--- start of Extracted data ---

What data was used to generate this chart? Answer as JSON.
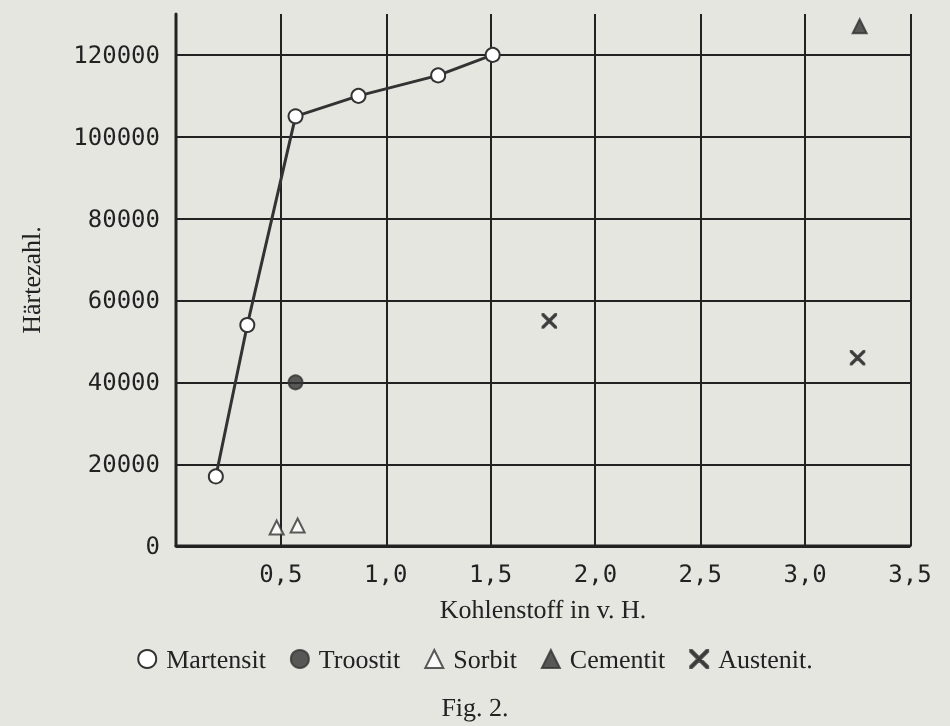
{
  "chart_data": {
    "type": "scatter",
    "xlabel": "Kohlenstoff in v. H.",
    "ylabel": "Härtezahl.",
    "annotations": [
      "Fig. 2."
    ],
    "xlim": [
      0,
      3.5
    ],
    "xticks": [
      {
        "value": 0.5,
        "label": "0,5"
      },
      {
        "value": 1.0,
        "label": "1,0"
      },
      {
        "value": 1.5,
        "label": "1,5"
      },
      {
        "value": 2.0,
        "label": "2,0"
      },
      {
        "value": 2.5,
        "label": "2,5"
      },
      {
        "value": 3.0,
        "label": "3,0"
      },
      {
        "value": 3.5,
        "label": "3,5"
      }
    ],
    "ylim": [
      0,
      130000
    ],
    "yticks": [
      0,
      20000,
      40000,
      60000,
      80000,
      100000,
      120000
    ],
    "grid": true,
    "legend": "bottom",
    "series": [
      {
        "name": "Martensit",
        "type": "line",
        "marker": "circle",
        "color": "#333333",
        "x": [
          0.19,
          0.34,
          0.57,
          0.87,
          1.25,
          1.51
        ],
        "values": [
          17000,
          54000,
          105000,
          110000,
          115000,
          120000
        ]
      },
      {
        "name": "Troostit",
        "marker": "circle",
        "color": "#333333",
        "x": [
          0.57
        ],
        "values": [
          40000
        ]
      },
      {
        "name": "Sorbit",
        "marker": "triangle",
        "color": "#333333",
        "x": [
          0.48,
          0.58
        ],
        "values": [
          4500,
          5000
        ]
      },
      {
        "name": "Cementit",
        "marker": "triangle",
        "color": "#333333",
        "x": [
          3.26
        ],
        "values": [
          127000
        ]
      },
      {
        "name": "Austenit.",
        "marker": "cross",
        "color": "#333333",
        "x": [
          1.78,
          3.25
        ],
        "values": [
          55000,
          46000
        ]
      }
    ]
  }
}
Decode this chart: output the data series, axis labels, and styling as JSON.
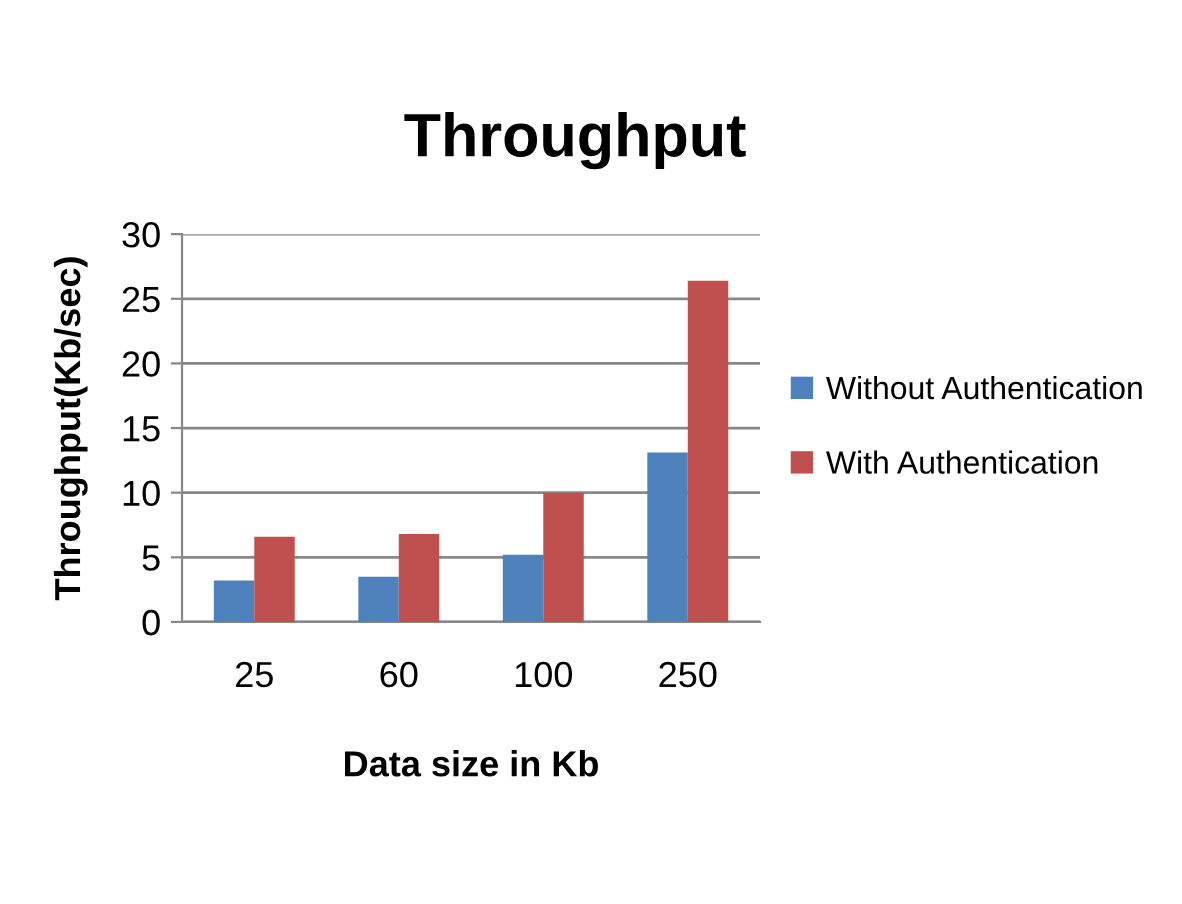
{
  "chart_data": {
    "type": "bar",
    "title": "Throughput",
    "xlabel": "Data size in Kb",
    "ylabel": "Throughput(Kb/sec)",
    "categories": [
      "25",
      "60",
      "100",
      "250"
    ],
    "series": [
      {
        "name": "Without Authentication",
        "color": "#4f81bd",
        "values": [
          3.2,
          3.5,
          5.2,
          13.1
        ]
      },
      {
        "name": "With Authentication",
        "color": "#c0504d",
        "values": [
          6.6,
          6.8,
          10,
          26.4
        ]
      }
    ],
    "ylim": [
      0,
      30
    ],
    "yticks": [
      0,
      5,
      10,
      15,
      20,
      25,
      30
    ],
    "grid": "y",
    "legend": "right"
  }
}
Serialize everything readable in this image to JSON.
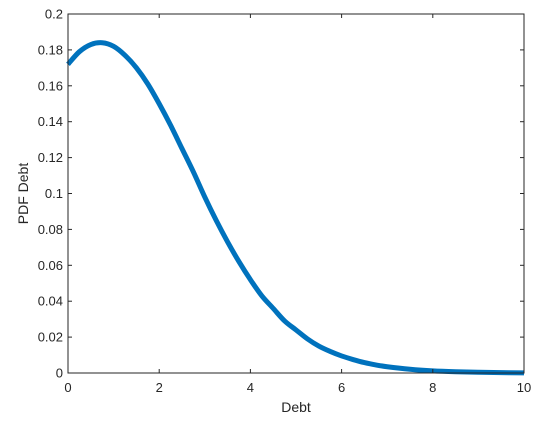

--- end of Extracted data ---

Exercise aim:
The material above holds pictures; copy everything else in it exactly.

Result:
What data was used to generate this chart? Answer as JSON.
{
  "chart_data": {
    "type": "scatter",
    "xlabel": "Kohlenstoff in v. H.",
    "ylabel": "Härtezahl.",
    "annotations": [
      "Fig. 2."
    ],
    "xlim": [
      0,
      3.5
    ],
    "xticks": [
      {
        "value": 0.5,
        "label": "0,5"
      },
      {
        "value": 1.0,
        "label": "1,0"
      },
      {
        "value": 1.5,
        "label": "1,5"
      },
      {
        "value": 2.0,
        "label": "2,0"
      },
      {
        "value": 2.5,
        "label": "2,5"
      },
      {
        "value": 3.0,
        "label": "3,0"
      },
      {
        "value": 3.5,
        "label": "3,5"
      }
    ],
    "ylim": [
      0,
      130000
    ],
    "yticks": [
      0,
      20000,
      40000,
      60000,
      80000,
      100000,
      120000
    ],
    "grid": true,
    "legend": "bottom",
    "series": [
      {
        "name": "Martensit",
        "type": "line",
        "marker": "circle",
        "color": "#333333",
        "x": [
          0.19,
          0.34,
          0.57,
          0.87,
          1.25,
          1.51
        ],
        "values": [
          17000,
          54000,
          105000,
          110000,
          115000,
          120000
        ]
      },
      {
        "name": "Troostit",
        "marker": "circle",
        "color": "#333333",
        "x": [
          0.57
        ],
        "values": [
          40000
        ]
      },
      {
        "name": "Sorbit",
        "marker": "triangle",
        "color": "#333333",
        "x": [
          0.48,
          0.58
        ],
        "values": [
          4500,
          5000
        ]
      },
      {
        "name": "Cementit",
        "marker": "triangle",
        "color": "#333333",
        "x": [
          3.26
        ],
        "values": [
          127000
        ]
      },
      {
        "name": "Austenit.",
        "marker": "cross",
        "color": "#333333",
        "x": [
          1.78,
          3.25
        ],
        "values": [
          55000,
          46000
        ]
      }
    ]
  }
}
Decode this chart: output the data series, axis labels, and styling as JSON.
{
  "chart_data": {
    "type": "bar",
    "title": "Throughput",
    "xlabel": "Data size in Kb",
    "ylabel": "Throughput(Kb/sec)",
    "categories": [
      "25",
      "60",
      "100",
      "250"
    ],
    "series": [
      {
        "name": "Without Authentication",
        "color": "#4f81bd",
        "values": [
          3.2,
          3.5,
          5.2,
          13.1
        ]
      },
      {
        "name": "With Authentication",
        "color": "#c0504d",
        "values": [
          6.6,
          6.8,
          10,
          26.4
        ]
      }
    ],
    "ylim": [
      0,
      30
    ],
    "yticks": [
      0,
      5,
      10,
      15,
      20,
      25,
      30
    ],
    "grid": "y",
    "legend": "right"
  }
}
Serialize everything readable in this image to JSON.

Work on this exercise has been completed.